WORK TO DO: Repeat the whole of the data, keeping every detail the same.
++++ ROWS ++++
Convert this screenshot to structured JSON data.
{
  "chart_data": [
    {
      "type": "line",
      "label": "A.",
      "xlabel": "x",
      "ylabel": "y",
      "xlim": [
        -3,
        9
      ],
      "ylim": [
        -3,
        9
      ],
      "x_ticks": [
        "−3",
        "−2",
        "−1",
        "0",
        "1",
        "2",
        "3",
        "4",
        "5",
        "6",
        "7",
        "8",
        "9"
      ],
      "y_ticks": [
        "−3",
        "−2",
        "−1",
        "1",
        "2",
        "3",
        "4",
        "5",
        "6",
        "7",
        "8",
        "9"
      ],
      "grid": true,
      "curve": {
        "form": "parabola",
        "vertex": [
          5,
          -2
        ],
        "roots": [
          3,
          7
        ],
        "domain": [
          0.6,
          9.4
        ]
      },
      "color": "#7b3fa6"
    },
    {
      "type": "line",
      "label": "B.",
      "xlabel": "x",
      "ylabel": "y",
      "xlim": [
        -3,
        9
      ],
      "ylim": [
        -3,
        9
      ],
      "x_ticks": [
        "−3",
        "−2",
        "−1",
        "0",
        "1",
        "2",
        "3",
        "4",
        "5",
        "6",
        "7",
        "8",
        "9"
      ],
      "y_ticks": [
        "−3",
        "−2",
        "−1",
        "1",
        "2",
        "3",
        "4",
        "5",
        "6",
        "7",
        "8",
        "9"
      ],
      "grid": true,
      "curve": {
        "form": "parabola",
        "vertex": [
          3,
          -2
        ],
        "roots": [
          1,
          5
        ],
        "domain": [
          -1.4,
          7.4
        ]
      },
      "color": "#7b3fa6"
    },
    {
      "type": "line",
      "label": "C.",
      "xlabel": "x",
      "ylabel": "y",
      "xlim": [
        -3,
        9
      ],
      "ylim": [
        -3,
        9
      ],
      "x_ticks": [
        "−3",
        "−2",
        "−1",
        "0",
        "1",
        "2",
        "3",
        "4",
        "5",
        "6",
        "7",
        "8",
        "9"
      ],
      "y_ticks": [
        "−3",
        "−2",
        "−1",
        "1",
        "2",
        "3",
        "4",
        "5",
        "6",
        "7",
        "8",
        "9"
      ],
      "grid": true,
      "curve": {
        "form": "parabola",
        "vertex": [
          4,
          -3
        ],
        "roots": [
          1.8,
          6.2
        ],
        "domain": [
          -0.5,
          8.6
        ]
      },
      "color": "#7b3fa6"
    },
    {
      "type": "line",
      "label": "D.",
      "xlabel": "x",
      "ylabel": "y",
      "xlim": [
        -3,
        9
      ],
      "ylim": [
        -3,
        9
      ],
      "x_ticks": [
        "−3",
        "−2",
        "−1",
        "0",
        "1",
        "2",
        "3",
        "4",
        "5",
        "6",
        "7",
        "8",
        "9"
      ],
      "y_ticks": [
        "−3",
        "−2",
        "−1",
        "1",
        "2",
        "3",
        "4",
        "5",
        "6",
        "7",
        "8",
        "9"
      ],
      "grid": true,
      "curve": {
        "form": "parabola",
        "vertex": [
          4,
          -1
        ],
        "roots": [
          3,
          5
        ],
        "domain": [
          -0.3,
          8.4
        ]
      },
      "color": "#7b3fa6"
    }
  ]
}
++++
EXERCISE RESPONSE:
Convert this screenshot to structured JSON data.
{
  "chart_data": [
    {
      "type": "line",
      "label": "A.",
      "xlabel": "x",
      "ylabel": "y",
      "xlim": [
        -3,
        9
      ],
      "ylim": [
        -3,
        9
      ],
      "x_ticks": [
        "−3",
        "−2",
        "−1",
        "0",
        "1",
        "2",
        "3",
        "4",
        "5",
        "6",
        "7",
        "8",
        "9"
      ],
      "y_ticks": [
        "−3",
        "−2",
        "−1",
        "1",
        "2",
        "3",
        "4",
        "5",
        "6",
        "7",
        "8",
        "9"
      ],
      "grid": true,
      "curve": {
        "form": "parabola",
        "vertex": [
          5,
          -2
        ],
        "roots": [
          3,
          7
        ],
        "domain": [
          0.6,
          9.4
        ]
      },
      "color": "#7b3fa6"
    },
    {
      "type": "line",
      "label": "B.",
      "xlabel": "x",
      "ylabel": "y",
      "xlim": [
        -3,
        9
      ],
      "ylim": [
        -3,
        9
      ],
      "x_ticks": [
        "−3",
        "−2",
        "−1",
        "0",
        "1",
        "2",
        "3",
        "4",
        "5",
        "6",
        "7",
        "8",
        "9"
      ],
      "y_ticks": [
        "−3",
        "−2",
        "−1",
        "1",
        "2",
        "3",
        "4",
        "5",
        "6",
        "7",
        "8",
        "9"
      ],
      "grid": true,
      "curve": {
        "form": "parabola",
        "vertex": [
          3,
          -2
        ],
        "roots": [
          1,
          5
        ],
        "domain": [
          -1.4,
          7.4
        ]
      },
      "color": "#7b3fa6"
    },
    {
      "type": "line",
      "label": "C.",
      "xlabel": "x",
      "ylabel": "y",
      "xlim": [
        -3,
        9
      ],
      "ylim": [
        -3,
        9
      ],
      "x_ticks": [
        "−3",
        "−2",
        "−1",
        "0",
        "1",
        "2",
        "3",
        "4",
        "5",
        "6",
        "7",
        "8",
        "9"
      ],
      "y_ticks": [
        "−3",
        "−2",
        "−1",
        "1",
        "2",
        "3",
        "4",
        "5",
        "6",
        "7",
        "8",
        "9"
      ],
      "grid": true,
      "curve": {
        "form": "parabola",
        "vertex": [
          4,
          -3
        ],
        "roots": [
          1.8,
          6.2
        ],
        "domain": [
          -0.5,
          8.6
        ]
      },
      "color": "#7b3fa6"
    },
    {
      "type": "line",
      "label": "D.",
      "xlabel": "x",
      "ylabel": "y",
      "xlim": [
        -3,
        9
      ],
      "ylim": [
        -3,
        9
      ],
      "x_ticks": [
        "−3",
        "−2",
        "−1",
        "0",
        "1",
        "2",
        "3",
        "4",
        "5",
        "6",
        "7",
        "8",
        "9"
      ],
      "y_ticks": [
        "−3",
        "−2",
        "−1",
        "1",
        "2",
        "3",
        "4",
        "5",
        "6",
        "7",
        "8",
        "9"
      ],
      "grid": true,
      "curve": {
        "form": "parabola",
        "vertex": [
          4,
          -1
        ],
        "roots": [
          3,
          5
        ],
        "domain": [
          -0.3,
          8.4
        ]
      },
      "color": "#7b3fa6"
    }
  ]
}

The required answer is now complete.